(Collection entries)
------------------------
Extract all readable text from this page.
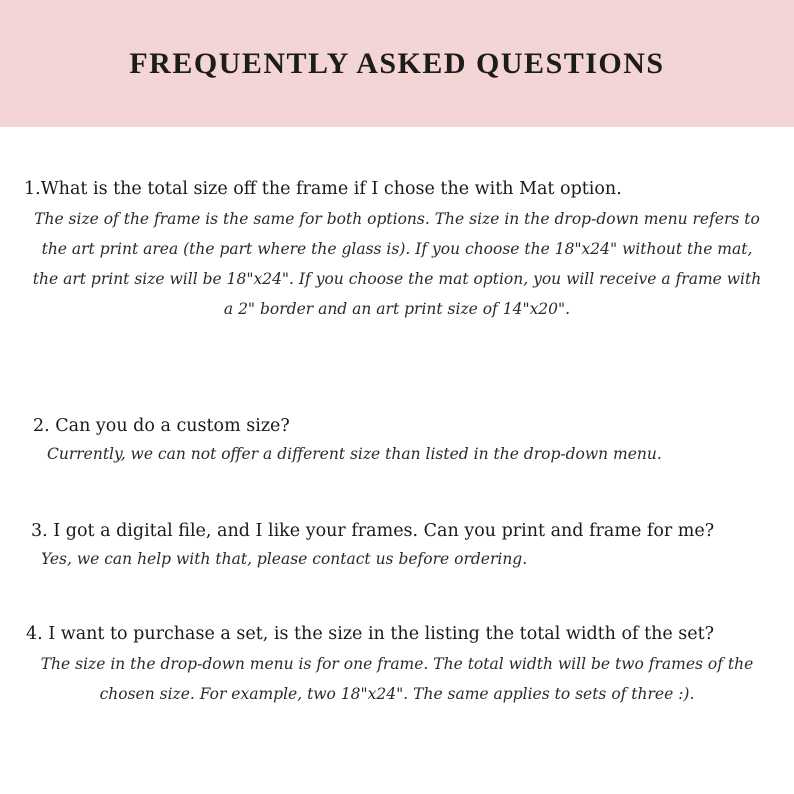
FREQUENTLY ASKED QUESTIONS

1.What is the total size off the frame if I chose the with Mat option.

The size of the frame is the same for both options. The size in the drop-down menu refers to the art print area (the part where the glass is). If you choose the 18"x24" without the mat, the art print size will be 18"x24". If you choose the mat option, you will receive a frame with a 2" border and an art print size of 14"x20".

2. Can you do a custom size?

Currently, we can not offer a different size than listed in the drop-down menu.

3. I got a digital file, and I like your frames. Can you print and frame for me?

Yes, we can help with that, please contact us before ordering.

4. I want to purchase a set, is the size in the listing the total width of the set?

The size in the drop-down menu is for one frame. The total width will be two frames of the chosen size. For example, two 18"x24". The same applies to sets of three :).
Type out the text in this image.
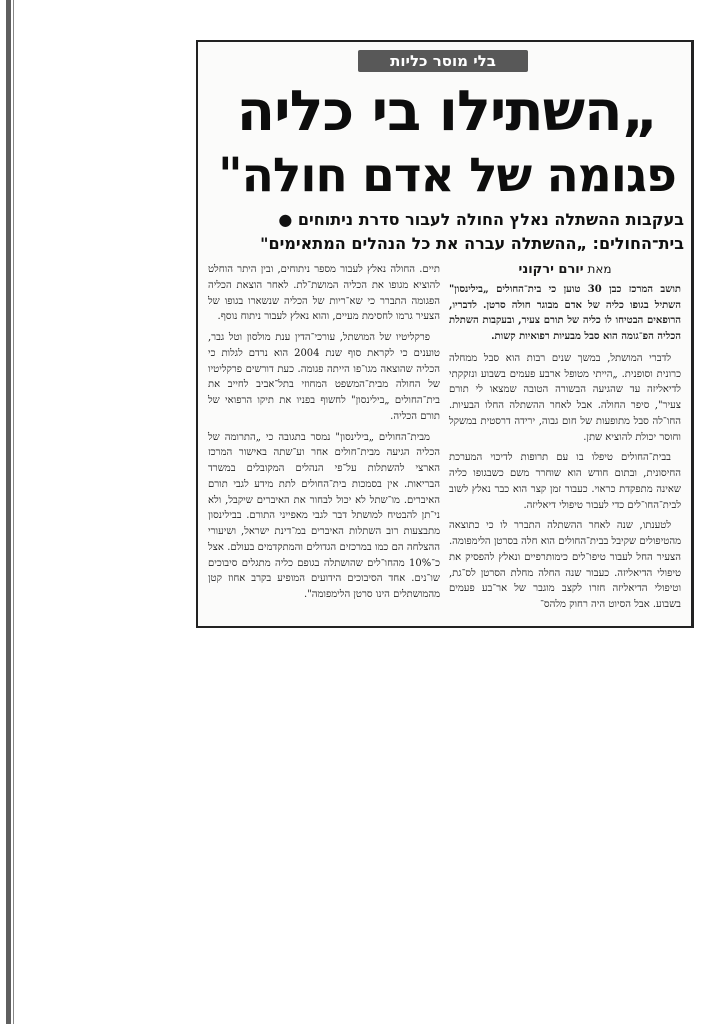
בלי מוסר כליות
„השתילו בי כליה
פגומה של אדם חולה"
בעקבות ההשתלה נאלץ החולה לעבור סדרת ניתוחים ●
בית־החולים: „ההשתלה עברה את כל הנהלים המתאימים"
מאת יורם ירקוני

תושב המרכז כבן 30 טוען כי בית־החולים „בילינסון" השתיל בגופו כליה של אדם מבוגר חולה סרטן. לדבריו, הרופאים הבטיחו לו כליה של תורם צעיר, ובעקבות השתלת הכליה הפ־גומה הוא סבל מבעיות רפואיות קשות.

לדברי המושתל, במשך שנים רבות הוא סבל ממחלה כרונית וסופנית. „הייתי מטופל ארבע פעמים בשבוע ונזקקתי לדיאליזה עד שהגיעה הבשורה הטובה שמצאו לי תורם צעיר", סיפר החולה. אבל לאחר ההשתלה החלו הבעיות. החו־לה סבל מתופעות של חום גבוה, ירידה דרסטית במשקל וחוסר יכולת להוציא שתן.

בבית־החולים טיפלו בו עם תרופות לדיכוי המערכת החיסונית, ובתום חודש הוא שוחרר משם כשבגופו כליה שאינה מתפקדת כראוי. כעבור זמן קצר הוא כבר נאלץ לשוב לבית־החו־לים כדי לעבור טיפולי דיאליזה.

לטענתו, שנה לאחר ההשתלה התברר לו כי כתוצאה מהטיפולים שקיבל בבית־החולים הוא חלה בסרטן הלימפומה. הצעיר החל לעבור טיפו־לים כימותרפיים ונאלץ להפסיק את טיפולי הדיאליזה. כעבור שנה החלה מחלת הסרטן לס־גת, וטיפולי הדיאליזה חזרו לקצב מוגבר של אר־בע פעמים בשבוע. אבל הסיוט היה רחוק מלהס־

תיים. החולה נאלץ לעבור מספר ניתוחים, ובין היתר הוחלט להוציא מגופו את הכליה המושת־לת. לאחר הוצאת הכליה הפגומה התברר כי שא־ריות של הכליה שנשארו בגופו של הצעיר גרמו לחסימת מעיים, והוא נאלץ לעבור ניתוח נוסף.

פרקליטיו של המושתל, עורכי־הדין ענת מולסון וטל גבר, טוענים כי לקראת סוף שנת 2004 הוא נרדם לגלות כי הכליה שהוצאה מגו־פו הייתה פגומה. כעת דורשים פרקליטיו של החולה מבית־המשפט המחוזי בתל־אביב לחייב את בית־החולים „בילינסון" לחשוף בפניו את תיקו הרפואי של תורם הכליה.

מבית־החולים „בילינסון" נמסר בתגובה כי „התרומה של הכליה הגיעה מבית־חולים אחר וע־שתה באישור המרכז הארצי להשתלות על־פי הנהלים המקובלים במשרד הבריאות. אין בסמכות בית־החולים לתת מידע לגבי תורם האיברים. מו־שתל לא יכול לבחור את האיברים שיקבל, ולא ני־תן להבטיח למושתל דבר לגבי מאפייני התורם. בבילינסון מתבצעות רוב השתלות האיברים במ־דינת ישראל, ושיעורי ההצלחה הם כמו במרכזים הגדולים והמתקדמים בעולם. אצל כ־10% מהחו־לים שהושתלה בגופם כליה מתגלים סיבוכים שו־נים. אחד הסיבוכים הידועים המופיע בקרב אחוז קטן מהמושתלים הינו סרטן הלימפומה".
------------------------
**What is asked:** Take every line from the records above that has the word "width" and copy it.

**Exercise solution:**
4. I want to purchase a set, is the size in the listing the total width of the set?
The size in the drop-down menu is for one frame. The total width will be two frames of the chosen size. For example, two 18"x24". The same applies to sets of three :).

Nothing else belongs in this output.